== What to work on ==
Please transcribe the listing below in full and word for word, without its pictures.
── Provided information
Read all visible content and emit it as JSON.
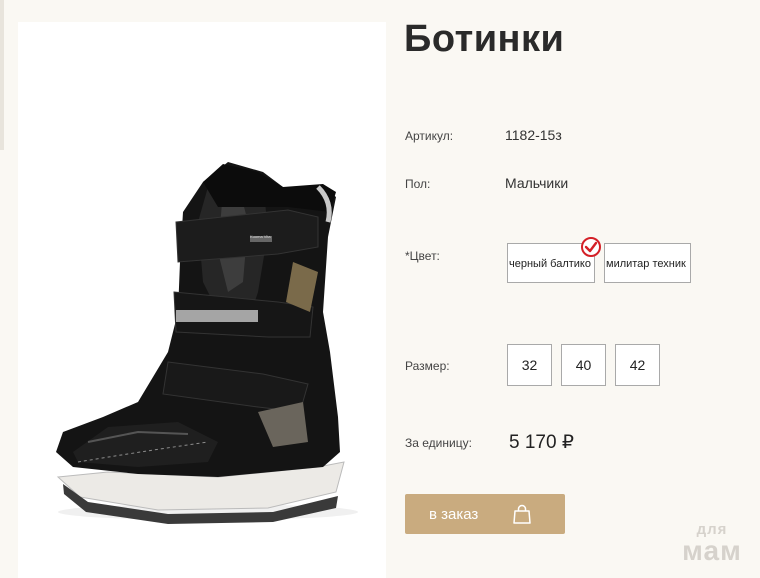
{
  "product": {
    "title": "Ботинки",
    "image_alt": "black-winter-boot-photo",
    "boot_badge": "Kuoma Vita"
  },
  "specs": {
    "article_label": "Артикул:",
    "article_value": "1182-15з",
    "gender_label": "Пол:",
    "gender_value": "Мальчики"
  },
  "color": {
    "label": "*Цвет:",
    "options": [
      "черный балтико",
      "милитар техник"
    ],
    "selected": "черный балтико"
  },
  "size": {
    "label": "Размер:",
    "options": [
      "32",
      "40",
      "42"
    ]
  },
  "price": {
    "label": "За единицу:",
    "value": "5 170 ₽"
  },
  "order": {
    "button_label": "в заказ",
    "icon": "shopping-bag-icon"
  },
  "watermark": {
    "line1": "для",
    "line2": "мам"
  },
  "colors": {
    "background": "#faf8f3",
    "accent": "#c9ab7f",
    "check": "#d42027"
  }
}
────
== Complete answer ==
Read all visible content and emit it as JSON.
{
  "product": {
    "title": "Ботинки",
    "image_alt": "black-winter-boot-photo",
    "boot_badge": "Kuoma Vita"
  },
  "specs": {
    "article_label": "Артикул:",
    "article_value": "1182-15з",
    "gender_label": "Пол:",
    "gender_value": "Мальчики"
  },
  "color": {
    "label": "*Цвет:",
    "options": [
      "черный балтико",
      "милитар техник"
    ],
    "selected": "черный балтико"
  },
  "size": {
    "label": "Размер:",
    "options": [
      "32",
      "40",
      "42"
    ]
  },
  "price": {
    "label": "За единицу:",
    "value": "5 170 ₽"
  },
  "order": {
    "button_label": "в заказ",
    "icon": "shopping-bag-icon"
  },
  "watermark": {
    "line1": "для",
    "line2": "мам"
  },
  "colors": {
    "background": "#faf8f3",
    "accent": "#c9ab7f",
    "check": "#d42027"
  }
}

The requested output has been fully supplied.